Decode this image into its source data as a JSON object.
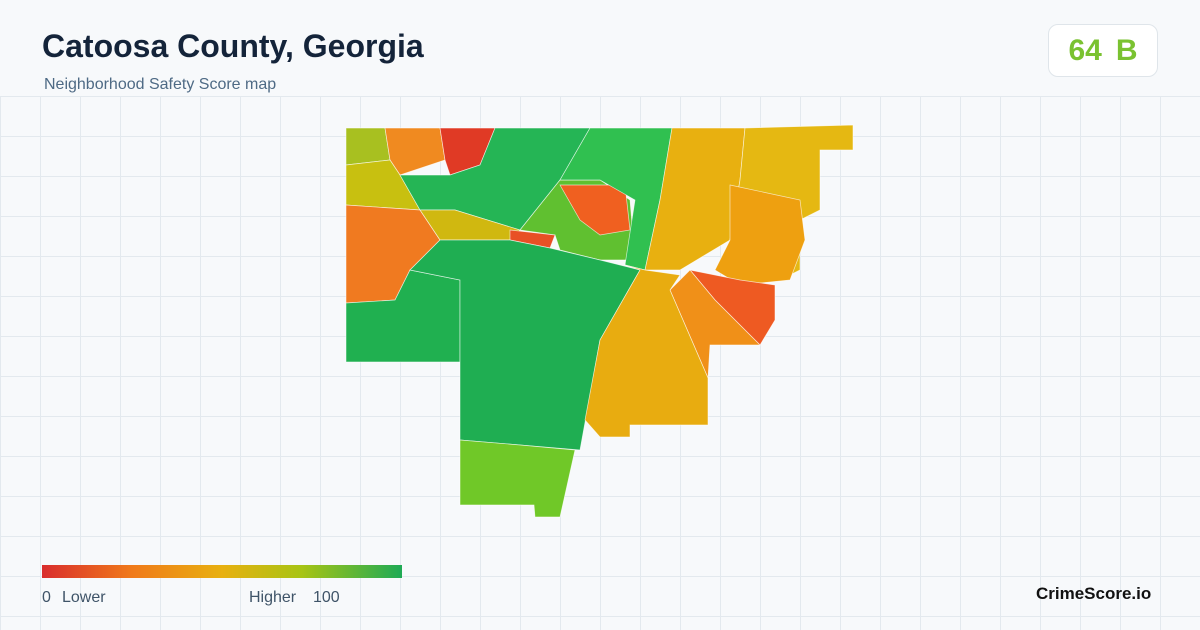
{
  "header": {
    "title": "Catoosa County, Georgia",
    "subtitle": "Neighborhood Safety Score map"
  },
  "score": {
    "value": 64,
    "grade": "B"
  },
  "legend": {
    "min": 0,
    "min_label": "Lower",
    "max_label": "Higher",
    "max": 100
  },
  "brand": "CrimeScore.io"
}
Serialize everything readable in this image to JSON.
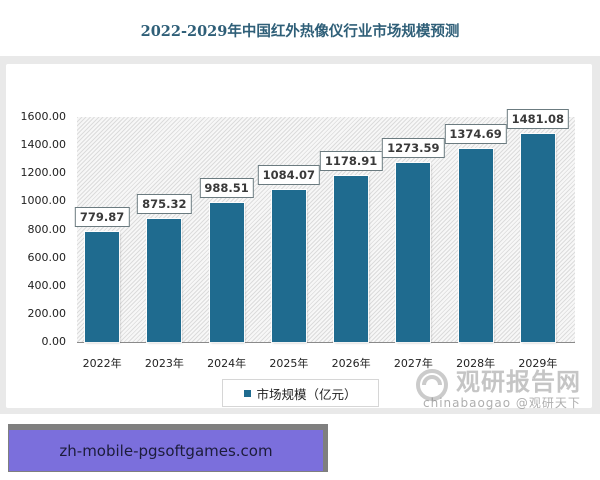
{
  "chart_data": {
    "type": "bar",
    "title": "2022-2029年中国红外热像仪行业市场规模预测",
    "xlabel": "",
    "ylabel": "",
    "categories": [
      "2022年",
      "2023年",
      "2024年",
      "2025年",
      "2026年",
      "2027年",
      "2028年",
      "2029年"
    ],
    "series": [
      {
        "name": "市场规模（亿元）",
        "values": [
          779.87,
          875.32,
          988.51,
          1084.07,
          1178.91,
          1273.59,
          1374.69,
          1481.08
        ],
        "color": "#1f6b8f"
      }
    ],
    "value_labels": [
      "779.87",
      "875.32",
      "988.51",
      "1084.07",
      "1178.91",
      "1273.59",
      "1374.69",
      "1481.08"
    ],
    "yticks": [
      "0.00",
      "200.00",
      "400.00",
      "600.00",
      "800.00",
      "1000.00",
      "1200.00",
      "1400.00",
      "1600.00"
    ],
    "ylim": [
      0,
      1600
    ],
    "grid": false,
    "legend_position": "bottom"
  },
  "legend": {
    "label": "市场规模（亿元）"
  },
  "watermark": {
    "brand": "观研报告网",
    "sub": "chinabaogao @观研天下"
  },
  "banner": {
    "text": "zh-mobile-pgsoftgames.com"
  }
}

----------------

REQUEST:
Reproduce the material above in full and without alteration, but skip all pictures.

WORKED SOLUTION:
Decode this image into its source data as a JSON object.
{
  "header": {
    "title": "Catoosa County, Georgia",
    "subtitle": "Neighborhood Safety Score map"
  },
  "score": {
    "value": 64,
    "grade": "B"
  },
  "legend": {
    "min": 0,
    "min_label": "Lower",
    "max_label": "Higher",
    "max": 100
  },
  "brand": "CrimeScore.io"
}
Serialize everything readable in this image to JSON.
{
  "chart_data": {
    "type": "bar",
    "title": "2022-2029年中国红外热像仪行业市场规模预测",
    "xlabel": "",
    "ylabel": "",
    "categories": [
      "2022年",
      "2023年",
      "2024年",
      "2025年",
      "2026年",
      "2027年",
      "2028年",
      "2029年"
    ],
    "series": [
      {
        "name": "市场规模（亿元）",
        "values": [
          779.87,
          875.32,
          988.51,
          1084.07,
          1178.91,
          1273.59,
          1374.69,
          1481.08
        ],
        "color": "#1f6b8f"
      }
    ],
    "value_labels": [
      "779.87",
      "875.32",
      "988.51",
      "1084.07",
      "1178.91",
      "1273.59",
      "1374.69",
      "1481.08"
    ],
    "yticks": [
      "0.00",
      "200.00",
      "400.00",
      "600.00",
      "800.00",
      "1000.00",
      "1200.00",
      "1400.00",
      "1600.00"
    ],
    "ylim": [
      0,
      1600
    ],
    "grid": false,
    "legend_position": "bottom"
  },
  "legend": {
    "label": "市场规模（亿元）"
  },
  "watermark": {
    "brand": "观研报告网",
    "sub": "chinabaogao @观研天下"
  },
  "banner": {
    "text": "zh-mobile-pgsoftgames.com"
  }
}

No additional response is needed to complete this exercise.